# Given information:

▶

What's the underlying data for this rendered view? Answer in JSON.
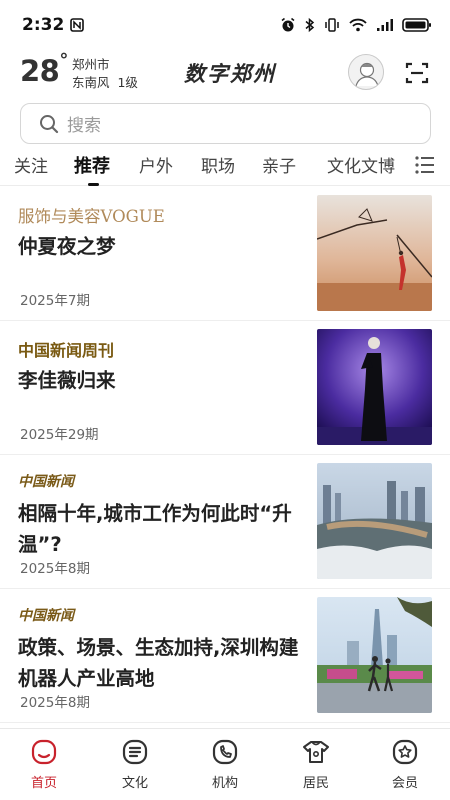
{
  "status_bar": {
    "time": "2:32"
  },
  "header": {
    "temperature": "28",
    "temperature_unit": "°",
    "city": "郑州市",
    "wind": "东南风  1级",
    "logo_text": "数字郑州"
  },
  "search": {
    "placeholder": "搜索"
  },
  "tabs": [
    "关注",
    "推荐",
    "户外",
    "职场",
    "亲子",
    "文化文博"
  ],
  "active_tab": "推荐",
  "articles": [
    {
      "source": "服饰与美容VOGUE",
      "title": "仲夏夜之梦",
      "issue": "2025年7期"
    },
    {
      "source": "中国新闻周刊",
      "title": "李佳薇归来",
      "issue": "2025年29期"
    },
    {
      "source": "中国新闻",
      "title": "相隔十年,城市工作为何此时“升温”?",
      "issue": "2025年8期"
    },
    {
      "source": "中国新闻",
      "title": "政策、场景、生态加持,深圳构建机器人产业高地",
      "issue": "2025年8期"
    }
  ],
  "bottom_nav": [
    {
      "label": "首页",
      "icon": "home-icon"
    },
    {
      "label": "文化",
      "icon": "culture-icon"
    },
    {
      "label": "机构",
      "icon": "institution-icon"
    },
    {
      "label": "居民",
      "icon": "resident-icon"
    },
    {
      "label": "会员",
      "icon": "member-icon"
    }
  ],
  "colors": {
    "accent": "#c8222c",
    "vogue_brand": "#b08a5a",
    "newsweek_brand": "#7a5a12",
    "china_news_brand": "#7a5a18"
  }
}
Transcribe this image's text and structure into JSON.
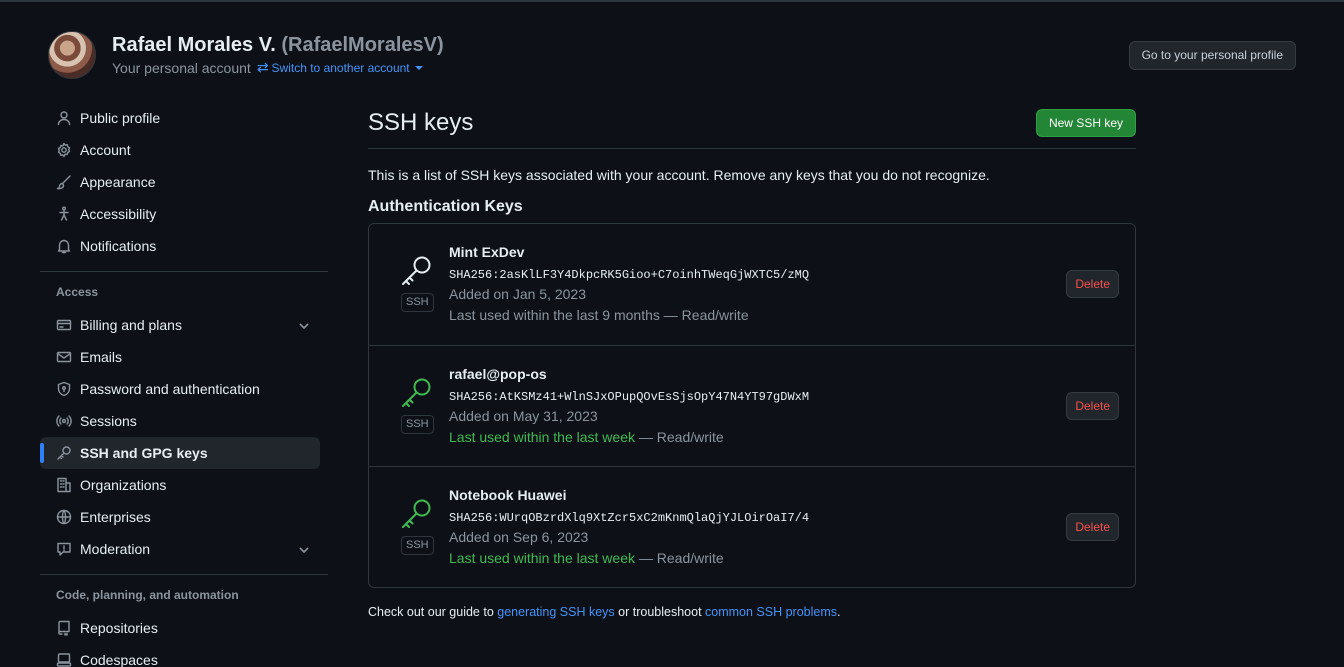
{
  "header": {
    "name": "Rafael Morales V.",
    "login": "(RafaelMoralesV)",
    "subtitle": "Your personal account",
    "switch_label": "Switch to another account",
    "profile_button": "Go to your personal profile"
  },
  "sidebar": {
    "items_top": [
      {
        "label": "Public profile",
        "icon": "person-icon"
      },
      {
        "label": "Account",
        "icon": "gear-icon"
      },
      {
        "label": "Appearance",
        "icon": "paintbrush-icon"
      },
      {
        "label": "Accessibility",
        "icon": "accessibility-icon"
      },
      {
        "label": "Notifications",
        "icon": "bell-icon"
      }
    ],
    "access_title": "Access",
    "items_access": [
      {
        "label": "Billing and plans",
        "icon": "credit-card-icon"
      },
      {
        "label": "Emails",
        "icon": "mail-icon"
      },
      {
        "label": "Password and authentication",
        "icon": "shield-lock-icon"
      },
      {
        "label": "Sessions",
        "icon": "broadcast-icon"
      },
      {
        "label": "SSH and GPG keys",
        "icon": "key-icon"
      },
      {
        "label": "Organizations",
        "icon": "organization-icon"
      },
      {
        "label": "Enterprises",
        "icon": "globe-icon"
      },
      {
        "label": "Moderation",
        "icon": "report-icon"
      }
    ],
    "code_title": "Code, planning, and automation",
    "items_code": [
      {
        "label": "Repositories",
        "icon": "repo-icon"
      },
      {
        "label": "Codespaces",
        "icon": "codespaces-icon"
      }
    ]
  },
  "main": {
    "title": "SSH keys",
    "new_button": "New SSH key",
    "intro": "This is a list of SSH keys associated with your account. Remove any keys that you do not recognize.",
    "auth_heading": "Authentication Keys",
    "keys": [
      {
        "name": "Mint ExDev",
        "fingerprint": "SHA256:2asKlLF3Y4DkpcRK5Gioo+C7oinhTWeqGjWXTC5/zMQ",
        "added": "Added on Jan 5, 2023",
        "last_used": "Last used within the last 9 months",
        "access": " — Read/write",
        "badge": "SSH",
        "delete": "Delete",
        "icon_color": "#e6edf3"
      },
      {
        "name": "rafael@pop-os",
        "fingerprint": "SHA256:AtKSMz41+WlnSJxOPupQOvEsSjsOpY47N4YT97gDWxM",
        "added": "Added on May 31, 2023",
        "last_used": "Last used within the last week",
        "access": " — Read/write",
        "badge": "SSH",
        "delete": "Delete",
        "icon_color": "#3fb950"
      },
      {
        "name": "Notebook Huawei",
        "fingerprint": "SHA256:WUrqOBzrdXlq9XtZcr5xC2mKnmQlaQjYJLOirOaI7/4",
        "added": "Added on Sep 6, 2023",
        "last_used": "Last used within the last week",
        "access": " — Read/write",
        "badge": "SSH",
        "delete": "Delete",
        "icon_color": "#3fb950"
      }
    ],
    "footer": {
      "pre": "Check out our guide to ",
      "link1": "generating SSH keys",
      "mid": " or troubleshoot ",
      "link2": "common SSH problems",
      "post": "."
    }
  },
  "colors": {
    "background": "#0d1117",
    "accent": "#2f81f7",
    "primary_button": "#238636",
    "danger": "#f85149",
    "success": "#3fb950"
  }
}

◀
▶

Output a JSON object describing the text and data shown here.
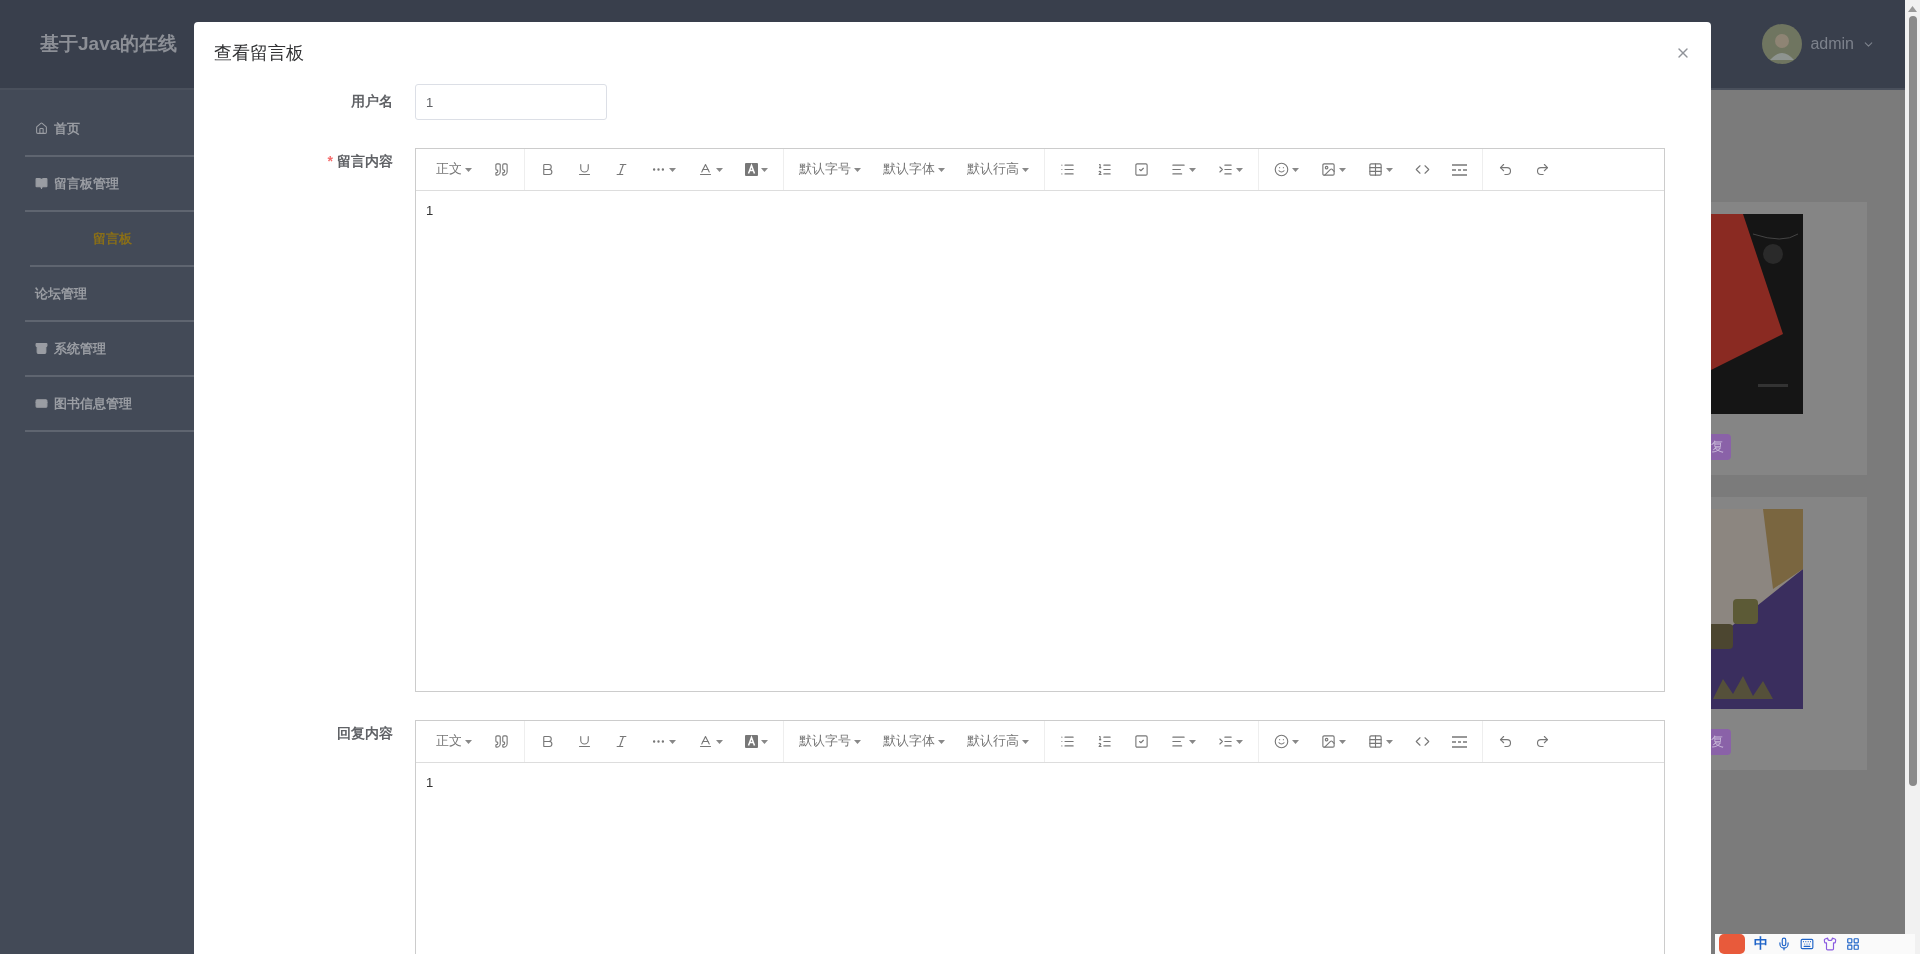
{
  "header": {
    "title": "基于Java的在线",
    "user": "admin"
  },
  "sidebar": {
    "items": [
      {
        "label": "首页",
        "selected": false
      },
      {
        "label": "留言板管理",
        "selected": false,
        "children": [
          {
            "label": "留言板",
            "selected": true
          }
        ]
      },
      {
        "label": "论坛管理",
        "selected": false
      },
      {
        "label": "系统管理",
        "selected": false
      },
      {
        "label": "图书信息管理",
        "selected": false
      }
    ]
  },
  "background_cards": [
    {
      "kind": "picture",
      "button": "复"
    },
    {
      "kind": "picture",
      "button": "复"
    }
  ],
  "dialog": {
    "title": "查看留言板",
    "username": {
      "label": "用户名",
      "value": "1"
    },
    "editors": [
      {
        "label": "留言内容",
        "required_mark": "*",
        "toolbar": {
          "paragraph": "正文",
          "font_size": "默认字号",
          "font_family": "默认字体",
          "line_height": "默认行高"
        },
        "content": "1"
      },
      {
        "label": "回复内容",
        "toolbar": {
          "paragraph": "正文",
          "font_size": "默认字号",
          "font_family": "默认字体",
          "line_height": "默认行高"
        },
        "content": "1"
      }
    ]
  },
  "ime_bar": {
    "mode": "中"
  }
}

◀

# Written task:
Search the listing for the string "personal". Copy each line where it turns up.

# Answer to the problem:
    "subtitle": "Your personal account",
    "profile_button": "Go to your personal profile"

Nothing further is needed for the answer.